Set problem:
Collect from the data below each line with "title".

# START OF Dataset

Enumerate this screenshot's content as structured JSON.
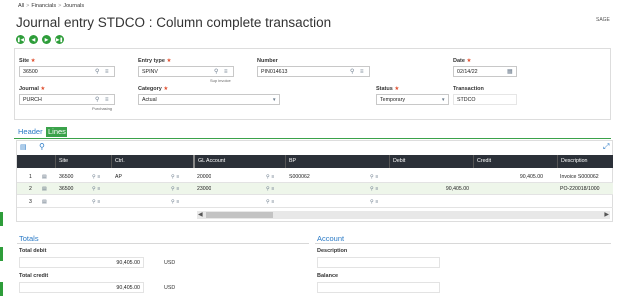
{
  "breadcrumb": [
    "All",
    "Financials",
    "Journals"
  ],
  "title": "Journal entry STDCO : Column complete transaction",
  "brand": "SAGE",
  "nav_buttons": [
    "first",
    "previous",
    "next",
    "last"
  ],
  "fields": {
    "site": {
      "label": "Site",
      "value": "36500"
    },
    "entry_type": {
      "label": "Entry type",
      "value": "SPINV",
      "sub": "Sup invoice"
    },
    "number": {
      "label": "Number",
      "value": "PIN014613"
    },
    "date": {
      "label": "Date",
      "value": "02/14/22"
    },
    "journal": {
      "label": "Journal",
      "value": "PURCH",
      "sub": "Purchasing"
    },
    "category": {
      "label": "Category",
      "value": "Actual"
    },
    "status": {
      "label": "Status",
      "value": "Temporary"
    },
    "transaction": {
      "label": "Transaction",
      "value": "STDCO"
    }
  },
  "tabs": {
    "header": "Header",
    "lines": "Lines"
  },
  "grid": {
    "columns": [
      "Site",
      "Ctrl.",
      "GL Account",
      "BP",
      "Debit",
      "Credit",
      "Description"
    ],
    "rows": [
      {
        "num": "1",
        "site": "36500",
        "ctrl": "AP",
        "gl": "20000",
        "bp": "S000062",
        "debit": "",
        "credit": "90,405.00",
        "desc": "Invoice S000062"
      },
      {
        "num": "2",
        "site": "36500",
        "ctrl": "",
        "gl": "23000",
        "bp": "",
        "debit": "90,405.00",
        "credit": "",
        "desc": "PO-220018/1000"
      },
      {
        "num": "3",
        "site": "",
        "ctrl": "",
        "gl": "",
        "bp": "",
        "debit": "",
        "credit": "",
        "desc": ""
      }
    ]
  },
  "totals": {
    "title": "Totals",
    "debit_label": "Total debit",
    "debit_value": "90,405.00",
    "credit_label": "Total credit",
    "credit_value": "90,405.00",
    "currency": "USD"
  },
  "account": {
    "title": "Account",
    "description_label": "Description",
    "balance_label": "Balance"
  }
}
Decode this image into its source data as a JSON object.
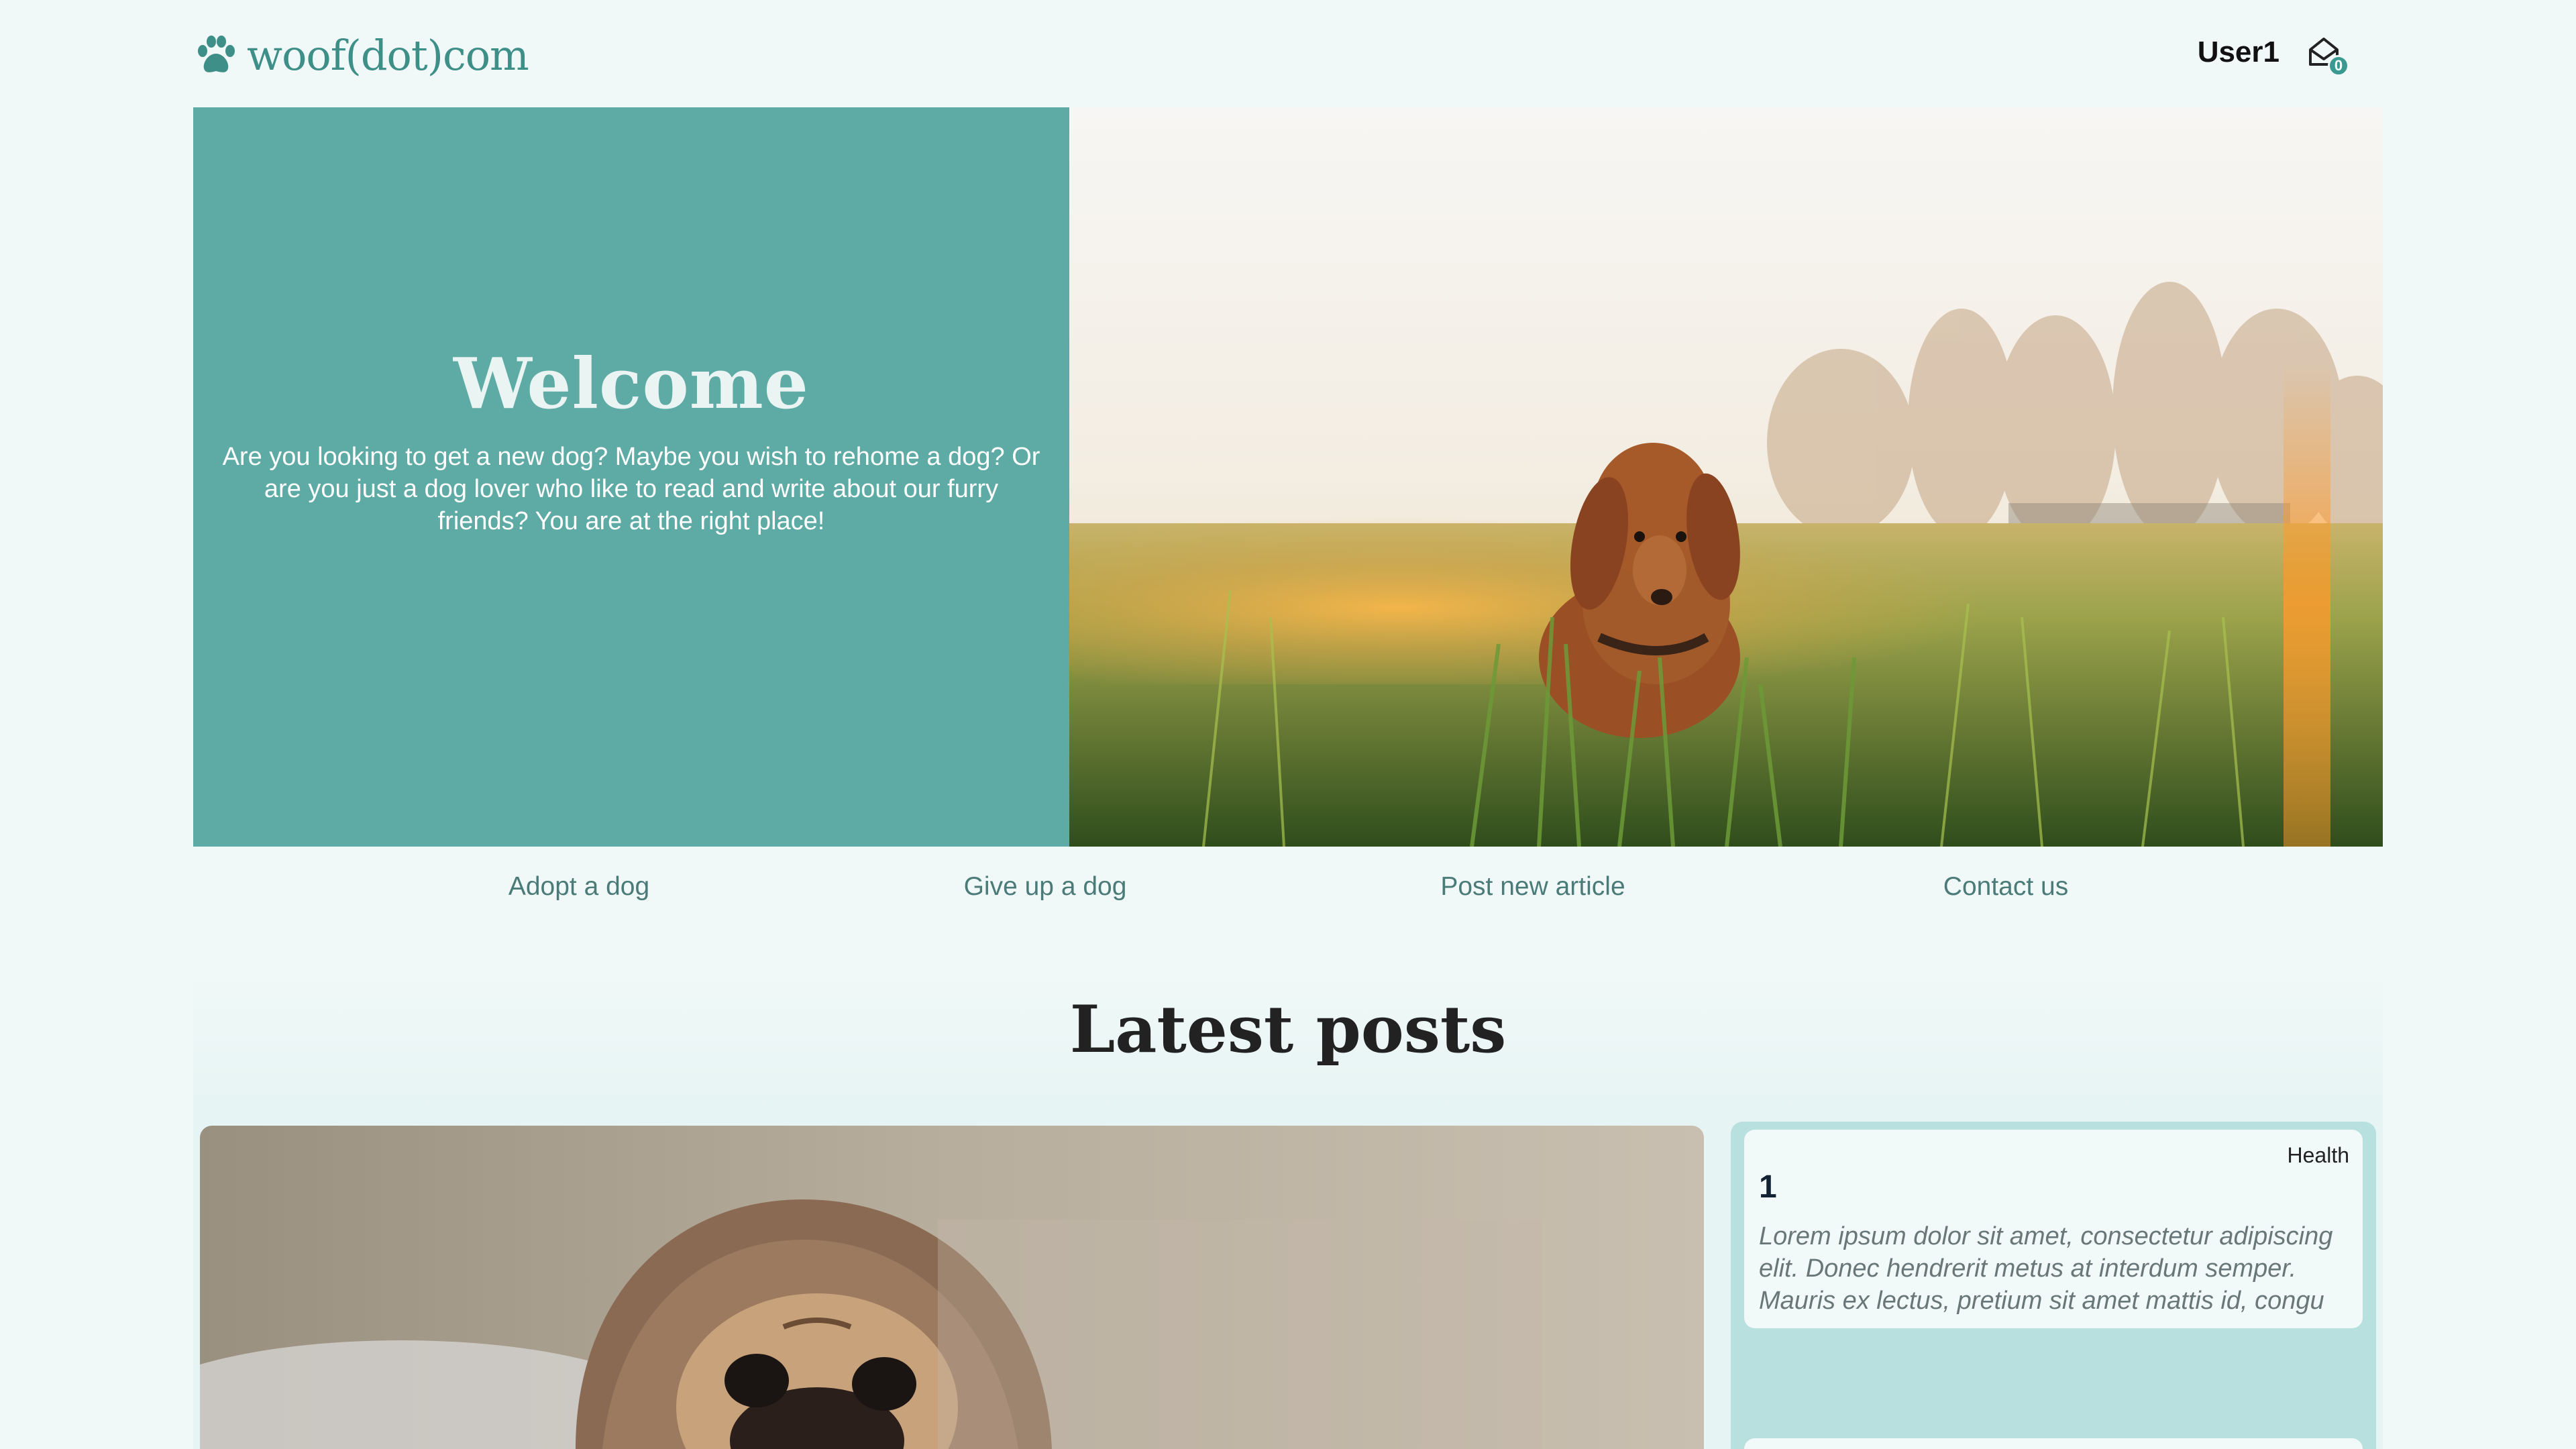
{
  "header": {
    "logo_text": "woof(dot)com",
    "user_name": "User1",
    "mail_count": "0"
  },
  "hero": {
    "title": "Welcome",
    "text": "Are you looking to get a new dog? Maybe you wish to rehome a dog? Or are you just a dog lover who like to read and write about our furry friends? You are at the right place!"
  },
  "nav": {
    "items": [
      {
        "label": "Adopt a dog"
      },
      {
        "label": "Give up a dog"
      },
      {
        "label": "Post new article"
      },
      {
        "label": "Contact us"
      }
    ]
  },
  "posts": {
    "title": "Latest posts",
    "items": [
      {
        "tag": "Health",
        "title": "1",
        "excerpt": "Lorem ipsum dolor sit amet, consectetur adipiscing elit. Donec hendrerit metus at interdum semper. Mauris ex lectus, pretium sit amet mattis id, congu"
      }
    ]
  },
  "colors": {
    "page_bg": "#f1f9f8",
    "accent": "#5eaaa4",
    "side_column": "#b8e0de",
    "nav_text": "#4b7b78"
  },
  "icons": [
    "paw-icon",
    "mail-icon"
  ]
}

# END OF Dataset
# START OF Dataset

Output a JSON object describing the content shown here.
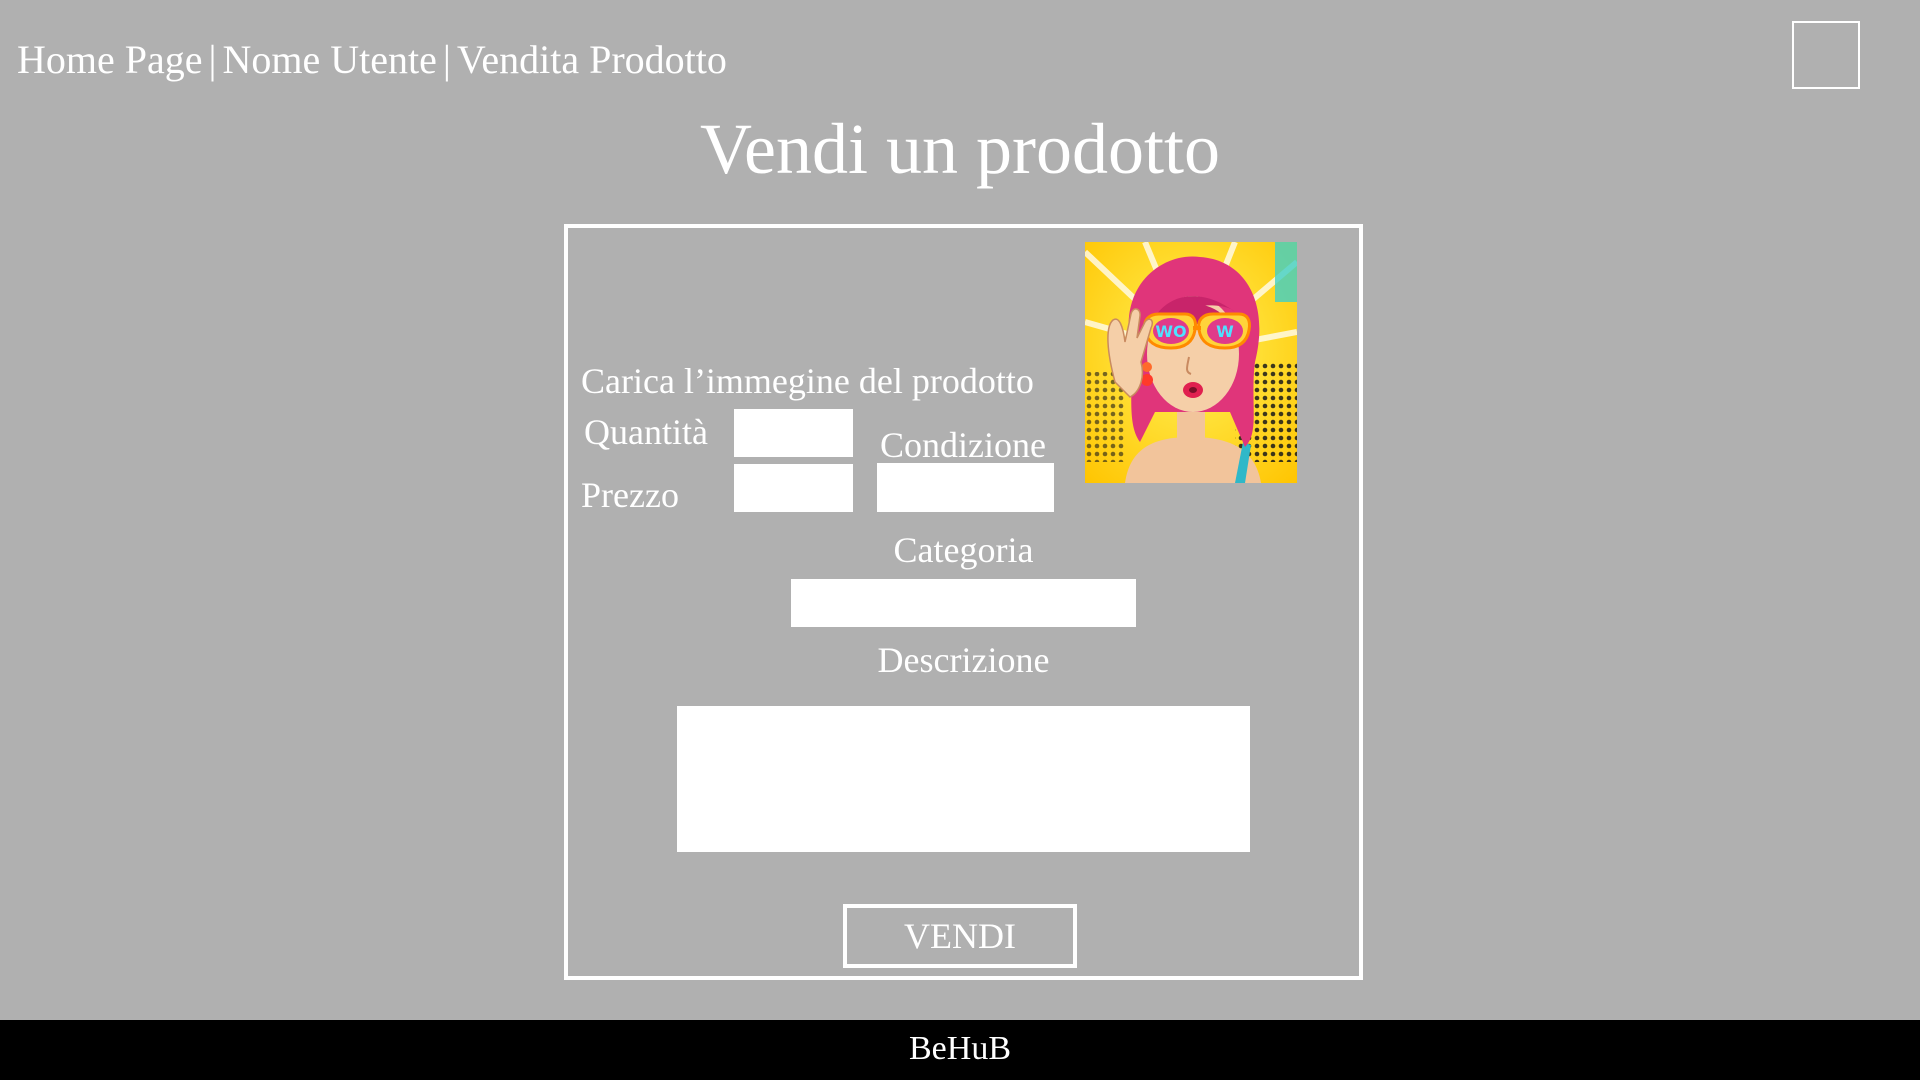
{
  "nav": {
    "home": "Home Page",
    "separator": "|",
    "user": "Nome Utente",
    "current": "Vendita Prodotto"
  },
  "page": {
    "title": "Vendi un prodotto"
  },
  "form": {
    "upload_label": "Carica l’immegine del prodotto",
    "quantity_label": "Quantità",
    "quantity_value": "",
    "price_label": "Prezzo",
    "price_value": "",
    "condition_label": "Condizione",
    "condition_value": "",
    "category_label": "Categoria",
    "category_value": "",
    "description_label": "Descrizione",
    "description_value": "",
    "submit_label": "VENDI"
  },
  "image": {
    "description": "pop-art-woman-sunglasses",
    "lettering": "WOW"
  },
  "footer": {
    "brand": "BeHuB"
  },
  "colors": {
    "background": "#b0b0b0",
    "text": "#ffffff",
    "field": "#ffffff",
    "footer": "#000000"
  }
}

# END OF Dataset

Worked answer:
  "title": "Journal entry STDCO : Column complete transaction",
    "title": "Totals",
    "title": "Account",
    "title": "Welcome",
    "title": "Latest posts",
        "title": "1",
    "title": "Vendi un prodotto"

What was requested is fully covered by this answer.